* **SET PROBLEM**
Separate out the lines that hold "JSON".

* **Excerpts from a figure dataset**
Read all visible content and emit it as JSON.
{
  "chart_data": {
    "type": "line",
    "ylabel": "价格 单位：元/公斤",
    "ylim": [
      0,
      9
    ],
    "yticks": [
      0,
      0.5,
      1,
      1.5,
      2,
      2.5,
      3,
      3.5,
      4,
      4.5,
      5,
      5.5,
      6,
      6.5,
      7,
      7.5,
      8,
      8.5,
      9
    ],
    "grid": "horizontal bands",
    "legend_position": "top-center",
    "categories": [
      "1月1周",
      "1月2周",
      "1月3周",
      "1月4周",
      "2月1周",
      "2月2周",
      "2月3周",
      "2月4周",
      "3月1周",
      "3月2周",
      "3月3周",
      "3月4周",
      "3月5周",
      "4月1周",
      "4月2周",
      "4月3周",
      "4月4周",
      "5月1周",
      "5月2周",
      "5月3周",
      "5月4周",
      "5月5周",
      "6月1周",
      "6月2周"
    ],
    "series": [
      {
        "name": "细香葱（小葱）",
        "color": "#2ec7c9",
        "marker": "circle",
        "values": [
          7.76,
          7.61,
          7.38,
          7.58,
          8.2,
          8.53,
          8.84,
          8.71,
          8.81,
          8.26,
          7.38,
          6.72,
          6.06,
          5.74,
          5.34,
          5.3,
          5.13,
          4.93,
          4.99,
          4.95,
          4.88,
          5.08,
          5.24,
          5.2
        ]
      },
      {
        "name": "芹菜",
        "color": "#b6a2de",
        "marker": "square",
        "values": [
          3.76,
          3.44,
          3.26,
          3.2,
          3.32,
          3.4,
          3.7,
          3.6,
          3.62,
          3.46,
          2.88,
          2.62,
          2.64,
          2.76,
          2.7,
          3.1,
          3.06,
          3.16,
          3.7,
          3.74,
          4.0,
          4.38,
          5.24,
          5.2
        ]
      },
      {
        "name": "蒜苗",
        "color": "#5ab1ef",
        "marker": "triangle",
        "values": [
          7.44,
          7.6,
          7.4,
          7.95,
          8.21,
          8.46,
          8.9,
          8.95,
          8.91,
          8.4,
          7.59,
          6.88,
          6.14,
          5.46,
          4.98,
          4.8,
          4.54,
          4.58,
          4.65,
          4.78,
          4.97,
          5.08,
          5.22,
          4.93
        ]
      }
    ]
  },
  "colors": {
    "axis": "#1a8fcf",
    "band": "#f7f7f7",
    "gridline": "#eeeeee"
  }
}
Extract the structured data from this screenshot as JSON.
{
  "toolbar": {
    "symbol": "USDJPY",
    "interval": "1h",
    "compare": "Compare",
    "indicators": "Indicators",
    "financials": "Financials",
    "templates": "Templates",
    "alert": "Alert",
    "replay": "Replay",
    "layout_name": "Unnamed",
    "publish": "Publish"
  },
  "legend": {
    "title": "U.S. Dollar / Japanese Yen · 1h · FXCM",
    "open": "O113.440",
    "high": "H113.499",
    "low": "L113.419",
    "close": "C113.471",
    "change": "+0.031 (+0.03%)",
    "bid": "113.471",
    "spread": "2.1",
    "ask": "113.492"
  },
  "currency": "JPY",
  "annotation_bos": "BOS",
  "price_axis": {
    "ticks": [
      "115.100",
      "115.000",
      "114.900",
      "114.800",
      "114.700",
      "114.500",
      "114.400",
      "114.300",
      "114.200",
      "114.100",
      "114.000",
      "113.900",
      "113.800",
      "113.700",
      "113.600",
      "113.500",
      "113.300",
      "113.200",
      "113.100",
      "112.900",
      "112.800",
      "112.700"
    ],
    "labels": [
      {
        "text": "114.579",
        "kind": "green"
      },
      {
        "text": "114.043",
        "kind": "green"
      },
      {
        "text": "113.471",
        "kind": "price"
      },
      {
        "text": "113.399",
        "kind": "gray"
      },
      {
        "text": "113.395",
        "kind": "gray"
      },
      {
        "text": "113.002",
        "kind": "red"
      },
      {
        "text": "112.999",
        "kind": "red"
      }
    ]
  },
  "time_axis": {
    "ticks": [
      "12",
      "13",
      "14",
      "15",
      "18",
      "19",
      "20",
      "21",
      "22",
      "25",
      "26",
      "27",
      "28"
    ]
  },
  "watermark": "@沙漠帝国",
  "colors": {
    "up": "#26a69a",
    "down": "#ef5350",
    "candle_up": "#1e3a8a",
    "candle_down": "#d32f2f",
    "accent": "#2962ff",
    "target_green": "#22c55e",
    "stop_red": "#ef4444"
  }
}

* **RESPONSE**
Read all visible content and emit it as JSON.
Extract the structured data from this screenshot as JSON.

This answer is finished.